Direction:
Type out all the records word for word. Any pictures are to be left out.

Dataset:

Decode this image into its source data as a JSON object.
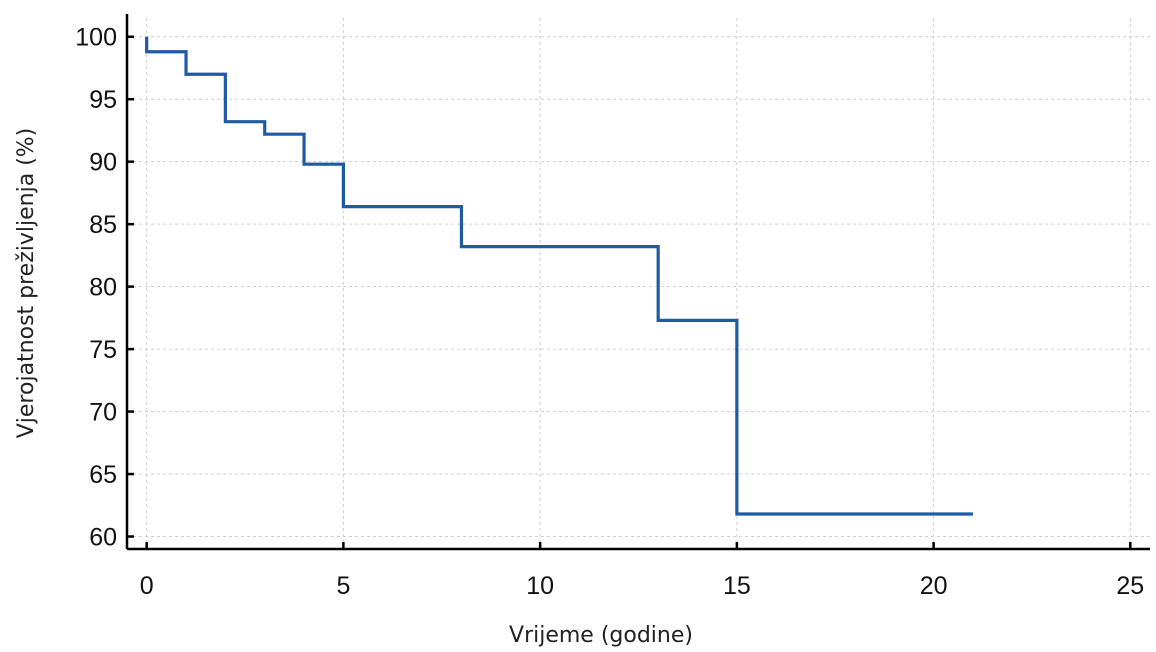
{
  "chart_data": {
    "type": "line",
    "line_style": "step",
    "xlabel": "Vrijeme (godine)",
    "ylabel": "Vjerojatnost preživljenja (%)",
    "xlim": [
      -0.5,
      25.5
    ],
    "ylim": [
      59,
      101.5
    ],
    "x_ticks": [
      0,
      5,
      10,
      15,
      20,
      25
    ],
    "y_ticks": [
      60,
      65,
      70,
      75,
      80,
      85,
      90,
      95,
      100
    ],
    "grid": true,
    "series": [
      {
        "color": "#1f5aa6",
        "x": [
          0,
          1,
          2,
          3,
          4,
          5,
          8,
          13,
          15,
          21
        ],
        "values": [
          98.8,
          97.0,
          93.2,
          92.2,
          89.8,
          86.4,
          83.2,
          77.3,
          61.8,
          61.8
        ]
      }
    ],
    "start_value": 100
  }
}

Solution:
Decode this image into its source data as a JSON object.
{
  "chart_data": {
    "type": "line",
    "line_style": "step",
    "xlabel": "Vrijeme (godine)",
    "ylabel": "Vjerojatnost preživljenja (%)",
    "xlim": [
      -0.5,
      25.5
    ],
    "ylim": [
      59,
      101.5
    ],
    "x_ticks": [
      0,
      5,
      10,
      15,
      20,
      25
    ],
    "y_ticks": [
      60,
      65,
      70,
      75,
      80,
      85,
      90,
      95,
      100
    ],
    "grid": true,
    "series": [
      {
        "color": "#1f5aa6",
        "x": [
          0,
          1,
          2,
          3,
          4,
          5,
          8,
          13,
          15,
          21
        ],
        "values": [
          98.8,
          97.0,
          93.2,
          92.2,
          89.8,
          86.4,
          83.2,
          77.3,
          61.8,
          61.8
        ]
      }
    ],
    "start_value": 100
  }
}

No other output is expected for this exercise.